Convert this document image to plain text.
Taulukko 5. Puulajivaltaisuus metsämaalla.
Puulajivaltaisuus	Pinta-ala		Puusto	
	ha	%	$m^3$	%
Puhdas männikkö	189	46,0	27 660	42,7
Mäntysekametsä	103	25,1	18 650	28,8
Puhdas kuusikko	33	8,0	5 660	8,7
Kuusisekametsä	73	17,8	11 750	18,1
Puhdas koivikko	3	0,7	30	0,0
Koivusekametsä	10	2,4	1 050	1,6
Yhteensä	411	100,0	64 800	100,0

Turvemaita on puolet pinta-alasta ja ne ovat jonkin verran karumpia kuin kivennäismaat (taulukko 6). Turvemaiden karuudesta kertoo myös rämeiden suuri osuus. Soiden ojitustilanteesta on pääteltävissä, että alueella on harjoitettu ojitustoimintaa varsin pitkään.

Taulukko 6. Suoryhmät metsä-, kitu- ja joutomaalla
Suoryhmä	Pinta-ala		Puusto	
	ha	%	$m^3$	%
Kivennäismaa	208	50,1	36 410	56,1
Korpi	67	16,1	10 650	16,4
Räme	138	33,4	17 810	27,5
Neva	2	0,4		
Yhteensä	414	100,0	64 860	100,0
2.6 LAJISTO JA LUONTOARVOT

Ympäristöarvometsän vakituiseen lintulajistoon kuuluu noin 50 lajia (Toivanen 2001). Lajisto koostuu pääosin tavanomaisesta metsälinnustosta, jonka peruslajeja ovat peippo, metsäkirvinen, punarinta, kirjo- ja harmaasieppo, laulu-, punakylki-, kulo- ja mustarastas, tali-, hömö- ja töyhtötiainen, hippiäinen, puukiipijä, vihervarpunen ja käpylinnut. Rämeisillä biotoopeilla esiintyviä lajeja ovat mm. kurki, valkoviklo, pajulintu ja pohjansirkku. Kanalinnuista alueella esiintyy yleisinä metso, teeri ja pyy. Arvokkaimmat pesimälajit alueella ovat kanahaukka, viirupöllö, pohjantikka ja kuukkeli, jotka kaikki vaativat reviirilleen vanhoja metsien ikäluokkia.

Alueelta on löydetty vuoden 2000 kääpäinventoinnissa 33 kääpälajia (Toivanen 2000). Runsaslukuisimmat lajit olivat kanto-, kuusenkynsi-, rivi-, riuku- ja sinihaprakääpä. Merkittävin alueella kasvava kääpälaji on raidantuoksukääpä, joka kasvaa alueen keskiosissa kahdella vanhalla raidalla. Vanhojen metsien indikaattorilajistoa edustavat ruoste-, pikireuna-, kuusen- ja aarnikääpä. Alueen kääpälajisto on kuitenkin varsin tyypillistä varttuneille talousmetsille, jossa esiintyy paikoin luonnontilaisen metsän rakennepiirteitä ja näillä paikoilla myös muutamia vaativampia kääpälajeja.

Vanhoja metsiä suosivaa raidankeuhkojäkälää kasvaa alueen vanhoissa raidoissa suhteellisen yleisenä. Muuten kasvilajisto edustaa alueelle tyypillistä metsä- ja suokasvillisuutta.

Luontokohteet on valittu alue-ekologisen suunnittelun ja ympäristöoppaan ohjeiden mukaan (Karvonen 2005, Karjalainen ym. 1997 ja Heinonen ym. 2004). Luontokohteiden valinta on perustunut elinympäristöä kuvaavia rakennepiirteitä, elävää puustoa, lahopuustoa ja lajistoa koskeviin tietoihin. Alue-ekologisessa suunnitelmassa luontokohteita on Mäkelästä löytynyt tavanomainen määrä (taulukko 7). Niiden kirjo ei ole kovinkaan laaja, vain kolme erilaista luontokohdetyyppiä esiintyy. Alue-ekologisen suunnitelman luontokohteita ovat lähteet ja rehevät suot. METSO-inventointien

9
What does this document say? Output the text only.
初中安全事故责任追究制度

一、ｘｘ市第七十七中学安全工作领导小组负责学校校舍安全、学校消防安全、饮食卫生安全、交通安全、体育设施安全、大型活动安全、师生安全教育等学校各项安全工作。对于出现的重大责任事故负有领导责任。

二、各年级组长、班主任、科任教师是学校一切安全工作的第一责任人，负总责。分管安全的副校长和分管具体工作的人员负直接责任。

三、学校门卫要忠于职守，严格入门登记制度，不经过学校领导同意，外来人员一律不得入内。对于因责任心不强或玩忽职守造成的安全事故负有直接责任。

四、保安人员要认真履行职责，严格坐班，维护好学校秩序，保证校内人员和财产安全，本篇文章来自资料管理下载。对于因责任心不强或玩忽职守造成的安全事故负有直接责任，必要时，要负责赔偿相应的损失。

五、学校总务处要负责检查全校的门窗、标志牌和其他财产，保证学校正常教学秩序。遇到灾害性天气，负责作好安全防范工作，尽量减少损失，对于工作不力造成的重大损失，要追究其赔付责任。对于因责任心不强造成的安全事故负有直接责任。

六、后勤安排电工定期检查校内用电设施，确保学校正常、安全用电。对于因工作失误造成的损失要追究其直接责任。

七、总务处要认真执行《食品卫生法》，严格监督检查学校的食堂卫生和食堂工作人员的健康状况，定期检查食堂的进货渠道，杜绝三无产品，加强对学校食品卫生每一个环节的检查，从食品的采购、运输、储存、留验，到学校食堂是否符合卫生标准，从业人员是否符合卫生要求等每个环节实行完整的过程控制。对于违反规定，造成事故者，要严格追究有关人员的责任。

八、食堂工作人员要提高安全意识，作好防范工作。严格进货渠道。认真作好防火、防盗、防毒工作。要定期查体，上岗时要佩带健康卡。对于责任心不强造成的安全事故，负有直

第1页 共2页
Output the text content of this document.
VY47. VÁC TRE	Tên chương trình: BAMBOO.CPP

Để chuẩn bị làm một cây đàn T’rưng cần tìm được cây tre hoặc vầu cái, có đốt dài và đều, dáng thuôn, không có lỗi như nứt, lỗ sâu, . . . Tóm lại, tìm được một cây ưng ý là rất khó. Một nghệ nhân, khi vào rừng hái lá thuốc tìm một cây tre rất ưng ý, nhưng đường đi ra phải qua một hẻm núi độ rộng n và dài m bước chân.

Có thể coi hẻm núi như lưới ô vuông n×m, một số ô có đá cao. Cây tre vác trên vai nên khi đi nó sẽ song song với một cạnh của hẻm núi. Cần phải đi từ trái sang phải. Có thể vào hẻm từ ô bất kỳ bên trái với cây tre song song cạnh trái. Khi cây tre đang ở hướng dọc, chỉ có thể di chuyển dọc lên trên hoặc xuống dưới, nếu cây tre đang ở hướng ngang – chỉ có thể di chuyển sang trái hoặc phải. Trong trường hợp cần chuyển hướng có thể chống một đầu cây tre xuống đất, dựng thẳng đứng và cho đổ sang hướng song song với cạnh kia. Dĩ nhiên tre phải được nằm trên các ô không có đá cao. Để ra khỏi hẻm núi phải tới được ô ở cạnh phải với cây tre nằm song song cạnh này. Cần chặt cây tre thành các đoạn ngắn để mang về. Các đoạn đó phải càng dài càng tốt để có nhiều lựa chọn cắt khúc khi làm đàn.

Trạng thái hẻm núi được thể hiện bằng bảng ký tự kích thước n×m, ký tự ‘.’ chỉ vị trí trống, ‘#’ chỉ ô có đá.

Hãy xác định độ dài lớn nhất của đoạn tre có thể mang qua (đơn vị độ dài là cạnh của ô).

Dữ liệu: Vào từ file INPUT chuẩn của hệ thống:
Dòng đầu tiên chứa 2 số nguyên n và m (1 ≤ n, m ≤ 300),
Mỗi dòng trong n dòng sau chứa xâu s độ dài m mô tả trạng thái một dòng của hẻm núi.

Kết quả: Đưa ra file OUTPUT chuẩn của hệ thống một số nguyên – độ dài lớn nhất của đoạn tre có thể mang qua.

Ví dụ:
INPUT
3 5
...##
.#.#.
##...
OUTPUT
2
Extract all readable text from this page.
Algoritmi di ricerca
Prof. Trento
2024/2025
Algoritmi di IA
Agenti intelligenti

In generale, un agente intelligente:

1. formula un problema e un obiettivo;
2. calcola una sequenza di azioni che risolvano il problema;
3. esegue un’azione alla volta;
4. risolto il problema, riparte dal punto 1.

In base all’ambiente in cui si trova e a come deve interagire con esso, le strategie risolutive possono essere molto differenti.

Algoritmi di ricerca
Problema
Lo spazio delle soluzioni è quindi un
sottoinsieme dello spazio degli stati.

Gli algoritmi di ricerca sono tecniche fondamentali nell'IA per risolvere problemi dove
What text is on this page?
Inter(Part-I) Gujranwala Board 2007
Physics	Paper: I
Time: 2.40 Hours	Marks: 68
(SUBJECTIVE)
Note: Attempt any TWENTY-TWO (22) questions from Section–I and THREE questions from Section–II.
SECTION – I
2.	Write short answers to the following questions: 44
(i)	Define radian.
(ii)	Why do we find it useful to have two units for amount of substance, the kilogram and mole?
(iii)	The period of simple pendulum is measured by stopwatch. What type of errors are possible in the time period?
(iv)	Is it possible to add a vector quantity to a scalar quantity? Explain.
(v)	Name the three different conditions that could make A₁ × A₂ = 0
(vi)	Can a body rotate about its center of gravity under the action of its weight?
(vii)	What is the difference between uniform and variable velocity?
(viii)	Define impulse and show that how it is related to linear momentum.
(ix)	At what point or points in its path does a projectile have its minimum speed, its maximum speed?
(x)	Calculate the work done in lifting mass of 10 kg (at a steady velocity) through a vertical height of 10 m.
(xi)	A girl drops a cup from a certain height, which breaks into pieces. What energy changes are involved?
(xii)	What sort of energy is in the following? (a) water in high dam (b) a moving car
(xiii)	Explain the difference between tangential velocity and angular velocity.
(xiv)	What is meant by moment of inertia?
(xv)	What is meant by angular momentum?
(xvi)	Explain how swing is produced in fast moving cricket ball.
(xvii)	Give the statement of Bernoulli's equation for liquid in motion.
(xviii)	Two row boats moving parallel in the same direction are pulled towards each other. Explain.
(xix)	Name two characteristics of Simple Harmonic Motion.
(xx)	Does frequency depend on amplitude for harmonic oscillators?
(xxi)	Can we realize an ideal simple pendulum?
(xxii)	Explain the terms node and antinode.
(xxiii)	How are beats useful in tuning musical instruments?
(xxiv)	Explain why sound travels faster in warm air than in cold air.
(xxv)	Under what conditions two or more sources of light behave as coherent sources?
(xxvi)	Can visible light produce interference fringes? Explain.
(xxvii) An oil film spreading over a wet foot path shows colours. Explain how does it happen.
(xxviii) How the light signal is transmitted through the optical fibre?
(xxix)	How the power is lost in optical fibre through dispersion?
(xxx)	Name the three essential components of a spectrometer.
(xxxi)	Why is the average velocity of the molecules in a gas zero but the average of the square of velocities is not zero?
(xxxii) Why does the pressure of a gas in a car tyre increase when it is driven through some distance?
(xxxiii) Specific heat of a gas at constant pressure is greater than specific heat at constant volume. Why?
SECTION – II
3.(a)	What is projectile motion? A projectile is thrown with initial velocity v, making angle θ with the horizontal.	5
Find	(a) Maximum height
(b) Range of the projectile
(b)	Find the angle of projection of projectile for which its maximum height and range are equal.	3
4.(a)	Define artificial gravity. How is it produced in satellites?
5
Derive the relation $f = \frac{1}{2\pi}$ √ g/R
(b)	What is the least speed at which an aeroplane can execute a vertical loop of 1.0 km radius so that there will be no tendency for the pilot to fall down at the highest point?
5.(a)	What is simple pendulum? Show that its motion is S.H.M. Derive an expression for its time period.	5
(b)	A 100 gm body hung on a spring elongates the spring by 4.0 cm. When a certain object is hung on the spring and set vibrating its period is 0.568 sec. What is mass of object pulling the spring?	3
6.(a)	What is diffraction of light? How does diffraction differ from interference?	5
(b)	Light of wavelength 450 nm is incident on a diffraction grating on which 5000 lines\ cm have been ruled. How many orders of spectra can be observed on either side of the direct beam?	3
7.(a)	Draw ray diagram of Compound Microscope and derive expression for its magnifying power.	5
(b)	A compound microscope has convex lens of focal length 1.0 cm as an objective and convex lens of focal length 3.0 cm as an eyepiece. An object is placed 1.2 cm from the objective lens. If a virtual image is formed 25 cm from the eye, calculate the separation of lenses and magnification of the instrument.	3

§ **Aim of the task**
Return every line of the preceding records in which the word "pressure" appears.

§ **Exercise solution**
(xxxii) Why does the pressure of a gas in a car tyre increase when it is driven through some distance?
(xxxiii) Specific heat of a gas at constant pressure is greater than specific heat at constant volume. Why?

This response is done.